Provided records.

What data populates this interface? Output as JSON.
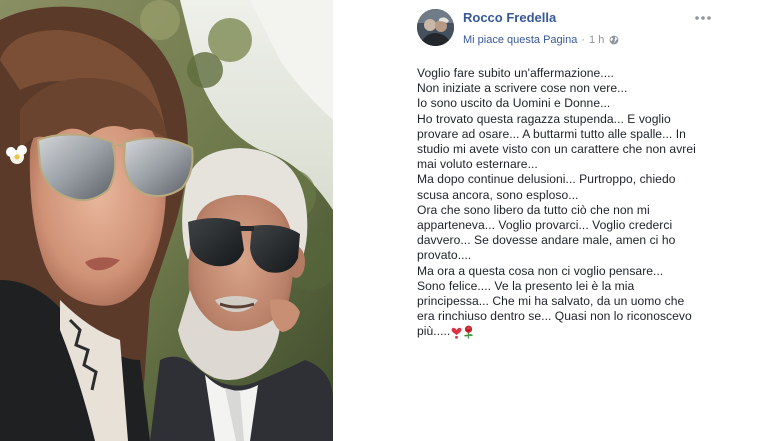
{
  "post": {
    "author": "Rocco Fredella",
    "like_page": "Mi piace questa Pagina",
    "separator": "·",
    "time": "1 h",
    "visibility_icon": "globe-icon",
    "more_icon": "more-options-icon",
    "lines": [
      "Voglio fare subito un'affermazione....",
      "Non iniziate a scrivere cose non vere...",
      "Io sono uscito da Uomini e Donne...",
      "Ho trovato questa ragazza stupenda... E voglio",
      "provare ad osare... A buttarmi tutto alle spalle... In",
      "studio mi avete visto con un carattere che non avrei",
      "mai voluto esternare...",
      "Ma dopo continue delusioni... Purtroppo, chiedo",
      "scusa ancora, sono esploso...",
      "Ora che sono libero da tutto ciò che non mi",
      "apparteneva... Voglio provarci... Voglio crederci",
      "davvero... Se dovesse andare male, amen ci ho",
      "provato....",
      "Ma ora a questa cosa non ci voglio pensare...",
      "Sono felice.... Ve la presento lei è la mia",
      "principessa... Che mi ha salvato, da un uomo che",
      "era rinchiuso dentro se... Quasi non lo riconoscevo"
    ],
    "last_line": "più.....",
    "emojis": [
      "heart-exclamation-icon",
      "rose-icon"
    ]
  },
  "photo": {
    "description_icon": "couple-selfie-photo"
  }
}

==

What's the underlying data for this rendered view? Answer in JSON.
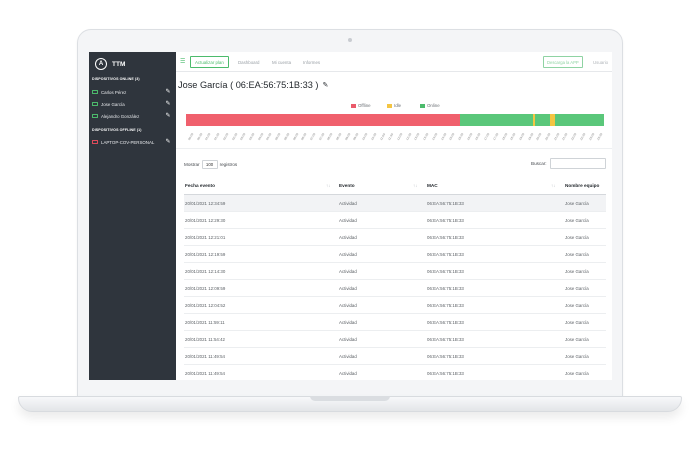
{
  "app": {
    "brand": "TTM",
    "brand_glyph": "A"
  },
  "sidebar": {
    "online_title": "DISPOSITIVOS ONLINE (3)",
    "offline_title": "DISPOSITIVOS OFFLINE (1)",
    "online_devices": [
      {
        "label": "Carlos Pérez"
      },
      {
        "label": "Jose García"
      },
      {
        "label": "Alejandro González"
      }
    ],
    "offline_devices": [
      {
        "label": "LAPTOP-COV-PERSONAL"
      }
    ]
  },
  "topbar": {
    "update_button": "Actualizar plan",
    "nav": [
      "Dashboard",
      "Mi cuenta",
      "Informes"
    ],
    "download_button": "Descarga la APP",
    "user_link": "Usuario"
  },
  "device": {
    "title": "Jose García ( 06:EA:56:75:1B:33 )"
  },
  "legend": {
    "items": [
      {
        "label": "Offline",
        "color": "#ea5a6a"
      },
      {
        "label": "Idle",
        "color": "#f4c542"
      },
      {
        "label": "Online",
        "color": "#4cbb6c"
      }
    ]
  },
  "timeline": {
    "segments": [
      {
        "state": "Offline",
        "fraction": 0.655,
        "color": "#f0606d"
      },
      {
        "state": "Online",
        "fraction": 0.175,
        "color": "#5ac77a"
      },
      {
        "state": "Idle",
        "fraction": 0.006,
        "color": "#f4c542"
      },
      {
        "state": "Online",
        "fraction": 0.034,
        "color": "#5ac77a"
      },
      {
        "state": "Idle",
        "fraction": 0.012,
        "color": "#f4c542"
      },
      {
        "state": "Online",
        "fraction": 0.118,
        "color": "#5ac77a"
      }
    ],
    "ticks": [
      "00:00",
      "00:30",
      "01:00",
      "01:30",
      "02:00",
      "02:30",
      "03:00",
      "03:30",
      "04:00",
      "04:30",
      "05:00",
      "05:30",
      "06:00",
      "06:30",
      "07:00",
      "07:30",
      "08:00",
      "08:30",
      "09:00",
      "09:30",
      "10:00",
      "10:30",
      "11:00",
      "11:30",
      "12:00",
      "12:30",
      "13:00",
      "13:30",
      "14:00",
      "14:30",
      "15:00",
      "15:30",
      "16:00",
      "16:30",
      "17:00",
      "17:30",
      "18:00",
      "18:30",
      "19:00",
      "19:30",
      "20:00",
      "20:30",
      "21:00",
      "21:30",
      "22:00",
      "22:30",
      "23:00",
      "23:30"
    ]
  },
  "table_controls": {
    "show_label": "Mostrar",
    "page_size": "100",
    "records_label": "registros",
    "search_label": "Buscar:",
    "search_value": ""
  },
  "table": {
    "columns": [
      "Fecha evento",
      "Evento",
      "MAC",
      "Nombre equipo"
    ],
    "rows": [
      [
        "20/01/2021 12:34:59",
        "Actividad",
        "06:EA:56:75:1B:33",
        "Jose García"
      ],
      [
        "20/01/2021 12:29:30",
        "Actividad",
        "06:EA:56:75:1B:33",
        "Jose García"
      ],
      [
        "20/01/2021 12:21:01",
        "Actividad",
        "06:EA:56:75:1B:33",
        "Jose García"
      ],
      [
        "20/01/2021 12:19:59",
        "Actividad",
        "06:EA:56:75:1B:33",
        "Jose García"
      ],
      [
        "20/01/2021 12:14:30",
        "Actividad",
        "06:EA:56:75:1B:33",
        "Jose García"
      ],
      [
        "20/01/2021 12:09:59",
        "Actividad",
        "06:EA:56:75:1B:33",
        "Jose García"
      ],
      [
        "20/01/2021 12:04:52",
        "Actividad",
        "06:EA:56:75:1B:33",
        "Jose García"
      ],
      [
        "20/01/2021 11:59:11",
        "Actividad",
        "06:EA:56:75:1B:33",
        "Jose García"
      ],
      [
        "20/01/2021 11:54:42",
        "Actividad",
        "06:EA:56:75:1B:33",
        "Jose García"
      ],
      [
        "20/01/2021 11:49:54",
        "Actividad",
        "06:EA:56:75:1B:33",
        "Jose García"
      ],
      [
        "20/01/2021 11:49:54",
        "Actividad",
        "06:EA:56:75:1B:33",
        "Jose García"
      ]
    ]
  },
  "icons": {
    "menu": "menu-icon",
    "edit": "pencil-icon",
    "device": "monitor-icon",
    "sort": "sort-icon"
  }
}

Work to be completed.
Scan the entries above for the word "data" and collect each line holding it.

The response.
What data populates this interface? Output as JSON.
What's the underlying data for this rendered view? Answer in JSON.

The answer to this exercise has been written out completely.